Task brief:
Please print every record below exactly as it appears.
## Start Provided entries
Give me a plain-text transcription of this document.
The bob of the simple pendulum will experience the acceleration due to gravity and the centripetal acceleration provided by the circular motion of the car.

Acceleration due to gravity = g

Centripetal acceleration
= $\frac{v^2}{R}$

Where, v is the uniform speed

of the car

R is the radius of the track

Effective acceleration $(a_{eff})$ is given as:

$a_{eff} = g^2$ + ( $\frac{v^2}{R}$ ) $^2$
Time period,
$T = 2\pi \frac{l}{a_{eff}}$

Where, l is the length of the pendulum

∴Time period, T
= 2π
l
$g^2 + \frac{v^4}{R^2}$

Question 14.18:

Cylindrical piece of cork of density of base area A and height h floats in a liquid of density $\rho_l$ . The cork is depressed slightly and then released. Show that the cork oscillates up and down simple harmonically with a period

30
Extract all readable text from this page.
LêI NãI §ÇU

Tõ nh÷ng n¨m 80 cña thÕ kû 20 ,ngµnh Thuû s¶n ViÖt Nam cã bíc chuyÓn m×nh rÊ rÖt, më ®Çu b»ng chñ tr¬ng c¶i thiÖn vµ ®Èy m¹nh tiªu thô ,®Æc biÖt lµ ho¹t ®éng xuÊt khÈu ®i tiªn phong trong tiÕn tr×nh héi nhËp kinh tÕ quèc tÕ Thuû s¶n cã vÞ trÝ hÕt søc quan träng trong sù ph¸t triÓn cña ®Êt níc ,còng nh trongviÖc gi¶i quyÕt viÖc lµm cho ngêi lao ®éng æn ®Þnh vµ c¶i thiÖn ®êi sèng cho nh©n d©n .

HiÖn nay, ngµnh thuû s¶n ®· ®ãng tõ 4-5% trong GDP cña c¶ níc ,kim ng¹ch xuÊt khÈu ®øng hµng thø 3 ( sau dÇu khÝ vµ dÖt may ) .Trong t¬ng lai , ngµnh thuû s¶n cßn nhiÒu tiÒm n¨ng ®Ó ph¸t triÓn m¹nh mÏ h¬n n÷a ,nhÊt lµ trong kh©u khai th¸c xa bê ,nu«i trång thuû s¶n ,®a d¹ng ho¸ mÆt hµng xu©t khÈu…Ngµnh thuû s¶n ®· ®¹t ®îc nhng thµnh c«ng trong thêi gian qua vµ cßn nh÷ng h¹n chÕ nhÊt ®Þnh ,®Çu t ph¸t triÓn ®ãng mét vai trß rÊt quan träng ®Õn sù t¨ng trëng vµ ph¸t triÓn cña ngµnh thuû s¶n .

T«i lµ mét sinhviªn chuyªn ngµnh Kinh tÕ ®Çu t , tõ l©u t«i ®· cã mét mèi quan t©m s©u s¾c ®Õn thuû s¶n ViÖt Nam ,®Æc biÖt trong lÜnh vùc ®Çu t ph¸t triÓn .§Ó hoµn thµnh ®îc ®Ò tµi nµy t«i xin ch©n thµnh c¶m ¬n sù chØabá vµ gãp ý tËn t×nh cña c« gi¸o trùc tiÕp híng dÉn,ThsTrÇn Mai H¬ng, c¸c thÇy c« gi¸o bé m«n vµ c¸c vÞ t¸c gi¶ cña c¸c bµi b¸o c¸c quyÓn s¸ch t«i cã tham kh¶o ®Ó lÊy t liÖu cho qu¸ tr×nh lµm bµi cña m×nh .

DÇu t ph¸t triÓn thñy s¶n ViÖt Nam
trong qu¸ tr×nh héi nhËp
## End Provided entries
The output:
Give me a plain-text transcription of this document.
The bob of the simple pendulum will experience the acceleration due to gravity and the centripetal acceleration provided by the circular motion of the car.

Acceleration due to gravity = g

Centripetal acceleration
= $\frac{v^2}{R}$

Where, v is the uniform speed

of the car

R is the radius of the track

Effective acceleration $(a_{eff})$ is given as:

$a_{eff} = g^2$ + ( $\frac{v^2}{R}$ ) $^2$
Time period,
$T = 2\pi \frac{l}{a_{eff}}$

Where, l is the length of the pendulum

∴Time period, T
= 2π
l
$g^2 + \frac{v^4}{R^2}$

Question 14.18:

Cylindrical piece of cork of density of base area A and height h floats in a liquid of density $\rho_l$ . The cork is depressed slightly and then released. Show that the cork oscillates up and down simple harmonically with a period

30
Extract all readable text from this page.
LêI NãI §ÇU

Tõ nh÷ng n¨m 80 cña thÕ kû 20 ,ngµnh Thuû s¶n ViÖt Nam cã bíc chuyÓn m×nh rÊ rÖt, më ®Çu b»ng chñ tr¬ng c¶i thiÖn vµ ®Èy m¹nh tiªu thô ,®Æc biÖt lµ ho¹t ®éng xuÊt khÈu ®i tiªn phong trong tiÕn tr×nh héi nhËp kinh tÕ quèc tÕ Thuû s¶n cã vÞ trÝ hÕt søc quan träng trong sù ph¸t triÓn cña ®Êt níc ,còng nh trongviÖc gi¶i quyÕt viÖc lµm cho ngêi lao ®éng æn ®Þnh vµ c¶i thiÖn ®êi sèng cho nh©n d©n .

HiÖn nay, ngµnh thuû s¶n ®· ®ãng tõ 4-5% trong GDP cña c¶ níc ,kim ng¹ch xuÊt khÈu ®øng hµng thø 3 ( sau dÇu khÝ vµ dÖt may ) .Trong t¬ng lai , ngµnh thuû s¶n cßn nhiÒu tiÒm n¨ng ®Ó ph¸t triÓn m¹nh mÏ h¬n n÷a ,nhÊt lµ trong kh©u khai th¸c xa bê ,nu«i trång thuû s¶n ,®a d¹ng ho¸ mÆt hµng xu©t khÈu…Ngµnh thuû s¶n ®· ®¹t ®îc nhng thµnh c«ng trong thêi gian qua vµ cßn nh÷ng h¹n chÕ nhÊt ®Þnh ,®Çu t ph¸t triÓn ®ãng mét vai trß rÊt quan träng ®Õn sù t¨ng trëng vµ ph¸t triÓn cña ngµnh thuû s¶n .

T«i lµ mét sinhviªn chuyªn ngµnh Kinh tÕ ®Çu t , tõ l©u t«i ®· cã mét mèi quan t©m s©u s¾c ®Õn thuû s¶n ViÖt Nam ,®Æc biÖt trong lÜnh vùc ®Çu t ph¸t triÓn .§Ó hoµn thµnh ®îc ®Ò tµi nµy t«i xin ch©n thµnh c¶m ¬n sù chØabá vµ gãp ý tËn t×nh cña c« gi¸o trùc tiÕp híng dÉn,ThsTrÇn Mai H¬ng, c¸c thÇy c« gi¸o bé m«n vµ c¸c vÞ t¸c gi¶ cña c¸c bµi b¸o c¸c quyÓn s¸ch t«i cã tham kh¶o ®Ó lÊy t liÖu cho qu¸ tr×nh lµm bµi cña m×nh .

DÇu t ph¸t triÓn thñy s¶n ViÖt Nam
trong qu¸ tr×nh héi nhËp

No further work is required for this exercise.